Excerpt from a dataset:
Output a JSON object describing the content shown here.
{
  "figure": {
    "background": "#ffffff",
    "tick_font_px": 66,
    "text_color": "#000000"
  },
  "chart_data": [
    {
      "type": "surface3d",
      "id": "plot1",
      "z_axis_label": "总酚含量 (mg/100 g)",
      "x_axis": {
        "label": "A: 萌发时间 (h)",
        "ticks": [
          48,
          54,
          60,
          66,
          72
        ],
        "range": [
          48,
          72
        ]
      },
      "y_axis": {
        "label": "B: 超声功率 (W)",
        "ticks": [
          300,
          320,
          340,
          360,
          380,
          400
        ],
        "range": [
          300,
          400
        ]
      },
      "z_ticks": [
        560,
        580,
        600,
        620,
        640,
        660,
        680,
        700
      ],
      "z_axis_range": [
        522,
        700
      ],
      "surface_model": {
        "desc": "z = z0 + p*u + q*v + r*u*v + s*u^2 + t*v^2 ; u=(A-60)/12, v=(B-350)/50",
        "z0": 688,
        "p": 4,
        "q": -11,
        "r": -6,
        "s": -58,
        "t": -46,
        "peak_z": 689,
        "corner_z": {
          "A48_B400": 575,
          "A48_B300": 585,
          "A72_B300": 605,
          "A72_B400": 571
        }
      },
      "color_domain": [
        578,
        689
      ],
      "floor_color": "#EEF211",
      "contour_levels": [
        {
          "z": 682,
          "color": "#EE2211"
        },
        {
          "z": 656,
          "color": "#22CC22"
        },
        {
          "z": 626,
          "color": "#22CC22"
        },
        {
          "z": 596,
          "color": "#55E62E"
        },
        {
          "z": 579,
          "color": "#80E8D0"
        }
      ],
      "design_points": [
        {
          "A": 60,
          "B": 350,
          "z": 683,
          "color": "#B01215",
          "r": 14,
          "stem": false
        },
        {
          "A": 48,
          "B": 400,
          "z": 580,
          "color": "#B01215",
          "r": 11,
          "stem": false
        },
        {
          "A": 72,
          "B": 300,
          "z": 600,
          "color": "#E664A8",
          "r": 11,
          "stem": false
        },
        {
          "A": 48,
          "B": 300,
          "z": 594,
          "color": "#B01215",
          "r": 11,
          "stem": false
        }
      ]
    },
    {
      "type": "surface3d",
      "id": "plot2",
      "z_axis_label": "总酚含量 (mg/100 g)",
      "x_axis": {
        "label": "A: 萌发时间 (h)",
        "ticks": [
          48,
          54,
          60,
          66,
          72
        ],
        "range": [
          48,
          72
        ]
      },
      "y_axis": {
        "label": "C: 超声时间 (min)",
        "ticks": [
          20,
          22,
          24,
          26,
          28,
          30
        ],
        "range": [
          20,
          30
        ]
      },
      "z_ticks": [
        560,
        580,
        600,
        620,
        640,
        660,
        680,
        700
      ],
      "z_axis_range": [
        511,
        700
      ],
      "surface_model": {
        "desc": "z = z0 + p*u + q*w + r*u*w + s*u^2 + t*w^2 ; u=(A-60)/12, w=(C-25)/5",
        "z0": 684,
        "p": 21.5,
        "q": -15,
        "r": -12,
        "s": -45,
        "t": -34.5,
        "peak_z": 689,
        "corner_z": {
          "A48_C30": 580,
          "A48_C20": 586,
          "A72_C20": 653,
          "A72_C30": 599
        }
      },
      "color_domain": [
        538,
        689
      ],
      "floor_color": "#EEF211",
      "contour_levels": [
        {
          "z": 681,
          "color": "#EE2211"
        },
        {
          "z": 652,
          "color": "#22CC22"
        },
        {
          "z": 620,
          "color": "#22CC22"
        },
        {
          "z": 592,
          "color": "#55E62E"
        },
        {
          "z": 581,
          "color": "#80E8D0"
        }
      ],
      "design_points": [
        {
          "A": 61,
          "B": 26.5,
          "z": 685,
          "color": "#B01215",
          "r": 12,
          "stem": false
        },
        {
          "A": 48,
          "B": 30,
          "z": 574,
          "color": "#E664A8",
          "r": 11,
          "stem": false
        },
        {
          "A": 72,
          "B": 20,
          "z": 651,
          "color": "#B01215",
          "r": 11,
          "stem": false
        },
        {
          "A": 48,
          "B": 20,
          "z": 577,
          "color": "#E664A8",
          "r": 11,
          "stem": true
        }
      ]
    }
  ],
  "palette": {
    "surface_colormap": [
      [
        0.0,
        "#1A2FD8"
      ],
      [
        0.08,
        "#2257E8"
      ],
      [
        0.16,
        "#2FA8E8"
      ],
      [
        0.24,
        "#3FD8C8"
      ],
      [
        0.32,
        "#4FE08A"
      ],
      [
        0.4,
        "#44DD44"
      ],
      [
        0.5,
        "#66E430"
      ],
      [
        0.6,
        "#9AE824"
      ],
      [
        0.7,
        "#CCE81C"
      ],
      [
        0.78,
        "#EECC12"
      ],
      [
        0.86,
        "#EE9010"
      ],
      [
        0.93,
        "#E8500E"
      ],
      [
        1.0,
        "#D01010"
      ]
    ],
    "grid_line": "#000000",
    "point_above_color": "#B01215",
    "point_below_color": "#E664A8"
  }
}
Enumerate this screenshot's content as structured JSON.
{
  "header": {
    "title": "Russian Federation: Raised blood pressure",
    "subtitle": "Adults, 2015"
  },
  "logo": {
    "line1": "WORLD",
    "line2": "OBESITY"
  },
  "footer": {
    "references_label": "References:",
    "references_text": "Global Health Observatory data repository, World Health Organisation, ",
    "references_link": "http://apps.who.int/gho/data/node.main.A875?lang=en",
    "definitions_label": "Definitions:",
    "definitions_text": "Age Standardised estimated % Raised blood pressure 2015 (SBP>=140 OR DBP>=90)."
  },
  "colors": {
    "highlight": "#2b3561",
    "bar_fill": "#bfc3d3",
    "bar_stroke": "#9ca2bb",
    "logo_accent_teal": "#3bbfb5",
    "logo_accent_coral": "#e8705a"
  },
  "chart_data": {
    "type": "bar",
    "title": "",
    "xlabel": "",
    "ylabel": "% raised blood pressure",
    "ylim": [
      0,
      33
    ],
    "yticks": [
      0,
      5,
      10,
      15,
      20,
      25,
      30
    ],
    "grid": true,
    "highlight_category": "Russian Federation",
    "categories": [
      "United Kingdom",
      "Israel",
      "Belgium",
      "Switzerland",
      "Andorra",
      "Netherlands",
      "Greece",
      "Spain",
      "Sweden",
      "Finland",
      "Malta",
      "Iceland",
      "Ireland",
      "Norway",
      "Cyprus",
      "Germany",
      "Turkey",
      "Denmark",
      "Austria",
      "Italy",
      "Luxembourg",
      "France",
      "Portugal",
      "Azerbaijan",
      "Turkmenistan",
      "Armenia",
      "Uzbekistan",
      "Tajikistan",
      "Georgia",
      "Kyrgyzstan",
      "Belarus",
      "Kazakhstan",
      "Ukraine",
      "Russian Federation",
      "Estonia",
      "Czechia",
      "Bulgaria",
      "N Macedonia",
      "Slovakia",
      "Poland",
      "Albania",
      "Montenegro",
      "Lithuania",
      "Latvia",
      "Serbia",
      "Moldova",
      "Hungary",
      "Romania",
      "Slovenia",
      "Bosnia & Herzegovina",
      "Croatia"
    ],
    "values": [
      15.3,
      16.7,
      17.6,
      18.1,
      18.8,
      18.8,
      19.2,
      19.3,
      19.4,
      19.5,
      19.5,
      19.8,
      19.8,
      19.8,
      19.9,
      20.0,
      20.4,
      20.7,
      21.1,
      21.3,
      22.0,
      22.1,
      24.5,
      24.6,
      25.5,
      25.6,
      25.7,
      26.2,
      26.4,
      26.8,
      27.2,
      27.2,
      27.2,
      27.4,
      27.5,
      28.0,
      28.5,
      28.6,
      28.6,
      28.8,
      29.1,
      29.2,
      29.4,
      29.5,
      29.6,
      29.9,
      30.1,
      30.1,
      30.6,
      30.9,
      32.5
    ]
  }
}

▶ WHAT YOU HAVE TO DO
Write out the data again, exactly and in full.

▶ TASK OUTPUT
Output a JSON object describing the content shown here.
{
  "figure": {
    "background": "#ffffff",
    "tick_font_px": 66,
    "text_color": "#000000"
  },
  "chart_data": [
    {
      "type": "surface3d",
      "id": "plot1",
      "z_axis_label": "总酚含量 (mg/100 g)",
      "x_axis": {
        "label": "A: 萌发时间 (h)",
        "ticks": [
          48,
          54,
          60,
          66,
          72
        ],
        "range": [
          48,
          72
        ]
      },
      "y_axis": {
        "label": "B: 超声功率 (W)",
        "ticks": [
          300,
          320,
          340,
          360,
          380,
          400
        ],
        "range": [
          300,
          400
        ]
      },
      "z_ticks": [
        560,
        580,
        600,
        620,
        640,
        660,
        680,
        700
      ],
      "z_axis_range": [
        522,
        700
      ],
      "surface_model": {
        "desc": "z = z0 + p*u + q*v + r*u*v + s*u^2 + t*v^2 ; u=(A-60)/12, v=(B-350)/50",
        "z0": 688,
        "p": 4,
        "q": -11,
        "r": -6,
        "s": -58,
        "t": -46,
        "peak_z": 689,
        "corner_z": {
          "A48_B400": 575,
          "A48_B300": 585,
          "A72_B300": 605,
          "A72_B400": 571
        }
      },
      "color_domain": [
        578,
        689
      ],
      "floor_color": "#EEF211",
      "contour_levels": [
        {
          "z": 682,
          "color": "#EE2211"
        },
        {
          "z": 656,
          "color": "#22CC22"
        },
        {
          "z": 626,
          "color": "#22CC22"
        },
        {
          "z": 596,
          "color": "#55E62E"
        },
        {
          "z": 579,
          "color": "#80E8D0"
        }
      ],
      "design_points": [
        {
          "A": 60,
          "B": 350,
          "z": 683,
          "color": "#B01215",
          "r": 14,
          "stem": false
        },
        {
          "A": 48,
          "B": 400,
          "z": 580,
          "color": "#B01215",
          "r": 11,
          "stem": false
        },
        {
          "A": 72,
          "B": 300,
          "z": 600,
          "color": "#E664A8",
          "r": 11,
          "stem": false
        },
        {
          "A": 48,
          "B": 300,
          "z": 594,
          "color": "#B01215",
          "r": 11,
          "stem": false
        }
      ]
    },
    {
      "type": "surface3d",
      "id": "plot2",
      "z_axis_label": "总酚含量 (mg/100 g)",
      "x_axis": {
        "label": "A: 萌发时间 (h)",
        "ticks": [
          48,
          54,
          60,
          66,
          72
        ],
        "range": [
          48,
          72
        ]
      },
      "y_axis": {
        "label": "C: 超声时间 (min)",
        "ticks": [
          20,
          22,
          24,
          26,
          28,
          30
        ],
        "range": [
          20,
          30
        ]
      },
      "z_ticks": [
        560,
        580,
        600,
        620,
        640,
        660,
        680,
        700
      ],
      "z_axis_range": [
        511,
        700
      ],
      "surface_model": {
        "desc": "z = z0 + p*u + q*w + r*u*w + s*u^2 + t*w^2 ; u=(A-60)/12, w=(C-25)/5",
        "z0": 684,
        "p": 21.5,
        "q": -15,
        "r": -12,
        "s": -45,
        "t": -34.5,
        "peak_z": 689,
        "corner_z": {
          "A48_C30": 580,
          "A48_C20": 586,
          "A72_C20": 653,
          "A72_C30": 599
        }
      },
      "color_domain": [
        538,
        689
      ],
      "floor_color": "#EEF211",
      "contour_levels": [
        {
          "z": 681,
          "color": "#EE2211"
        },
        {
          "z": 652,
          "color": "#22CC22"
        },
        {
          "z": 620,
          "color": "#22CC22"
        },
        {
          "z": 592,
          "color": "#55E62E"
        },
        {
          "z": 581,
          "color": "#80E8D0"
        }
      ],
      "design_points": [
        {
          "A": 61,
          "B": 26.5,
          "z": 685,
          "color": "#B01215",
          "r": 12,
          "stem": false
        },
        {
          "A": 48,
          "B": 30,
          "z": 574,
          "color": "#E664A8",
          "r": 11,
          "stem": false
        },
        {
          "A": 72,
          "B": 20,
          "z": 651,
          "color": "#B01215",
          "r": 11,
          "stem": false
        },
        {
          "A": 48,
          "B": 20,
          "z": 577,
          "color": "#E664A8",
          "r": 11,
          "stem": true
        }
      ]
    }
  ],
  "palette": {
    "surface_colormap": [
      [
        0.0,
        "#1A2FD8"
      ],
      [
        0.08,
        "#2257E8"
      ],
      [
        0.16,
        "#2FA8E8"
      ],
      [
        0.24,
        "#3FD8C8"
      ],
      [
        0.32,
        "#4FE08A"
      ],
      [
        0.4,
        "#44DD44"
      ],
      [
        0.5,
        "#66E430"
      ],
      [
        0.6,
        "#9AE824"
      ],
      [
        0.7,
        "#CCE81C"
      ],
      [
        0.78,
        "#EECC12"
      ],
      [
        0.86,
        "#EE9010"
      ],
      [
        0.93,
        "#E8500E"
      ],
      [
        1.0,
        "#D01010"
      ]
    ],
    "grid_line": "#000000",
    "point_above_color": "#B01215",
    "point_below_color": "#E664A8"
  }
}
Enumerate this screenshot's content as structured JSON.
{
  "header": {
    "title": "Russian Federation: Raised blood pressure",
    "subtitle": "Adults, 2015"
  },
  "logo": {
    "line1": "WORLD",
    "line2": "OBESITY"
  },
  "footer": {
    "references_label": "References:",
    "references_text": "Global Health Observatory data repository, World Health Organisation, ",
    "references_link": "http://apps.who.int/gho/data/node.main.A875?lang=en",
    "definitions_label": "Definitions:",
    "definitions_text": "Age Standardised estimated % Raised blood pressure 2015 (SBP>=140 OR DBP>=90)."
  },
  "colors": {
    "highlight": "#2b3561",
    "bar_fill": "#bfc3d3",
    "bar_stroke": "#9ca2bb",
    "logo_accent_teal": "#3bbfb5",
    "logo_accent_coral": "#e8705a"
  },
  "chart_data": {
    "type": "bar",
    "title": "",
    "xlabel": "",
    "ylabel": "% raised blood pressure",
    "ylim": [
      0,
      33
    ],
    "yticks": [
      0,
      5,
      10,
      15,
      20,
      25,
      30
    ],
    "grid": true,
    "highlight_category": "Russian Federation",
    "categories": [
      "United Kingdom",
      "Israel",
      "Belgium",
      "Switzerland",
      "Andorra",
      "Netherlands",
      "Greece",
      "Spain",
      "Sweden",
      "Finland",
      "Malta",
      "Iceland",
      "Ireland",
      "Norway",
      "Cyprus",
      "Germany",
      "Turkey",
      "Denmark",
      "Austria",
      "Italy",
      "Luxembourg",
      "France",
      "Portugal",
      "Azerbaijan",
      "Turkmenistan",
      "Armenia",
      "Uzbekistan",
      "Tajikistan",
      "Georgia",
      "Kyrgyzstan",
      "Belarus",
      "Kazakhstan",
      "Ukraine",
      "Russian Federation",
      "Estonia",
      "Czechia",
      "Bulgaria",
      "N Macedonia",
      "Slovakia",
      "Poland",
      "Albania",
      "Montenegro",
      "Lithuania",
      "Latvia",
      "Serbia",
      "Moldova",
      "Hungary",
      "Romania",
      "Slovenia",
      "Bosnia & Herzegovina",
      "Croatia"
    ],
    "values": [
      15.3,
      16.7,
      17.6,
      18.1,
      18.8,
      18.8,
      19.2,
      19.3,
      19.4,
      19.5,
      19.5,
      19.8,
      19.8,
      19.8,
      19.9,
      20.0,
      20.4,
      20.7,
      21.1,
      21.3,
      22.0,
      22.1,
      24.5,
      24.6,
      25.5,
      25.6,
      25.7,
      26.2,
      26.4,
      26.8,
      27.2,
      27.2,
      27.2,
      27.4,
      27.5,
      28.0,
      28.5,
      28.6,
      28.6,
      28.8,
      29.1,
      29.2,
      29.4,
      29.5,
      29.6,
      29.9,
      30.1,
      30.1,
      30.6,
      30.9,
      32.5
    ]
  }
}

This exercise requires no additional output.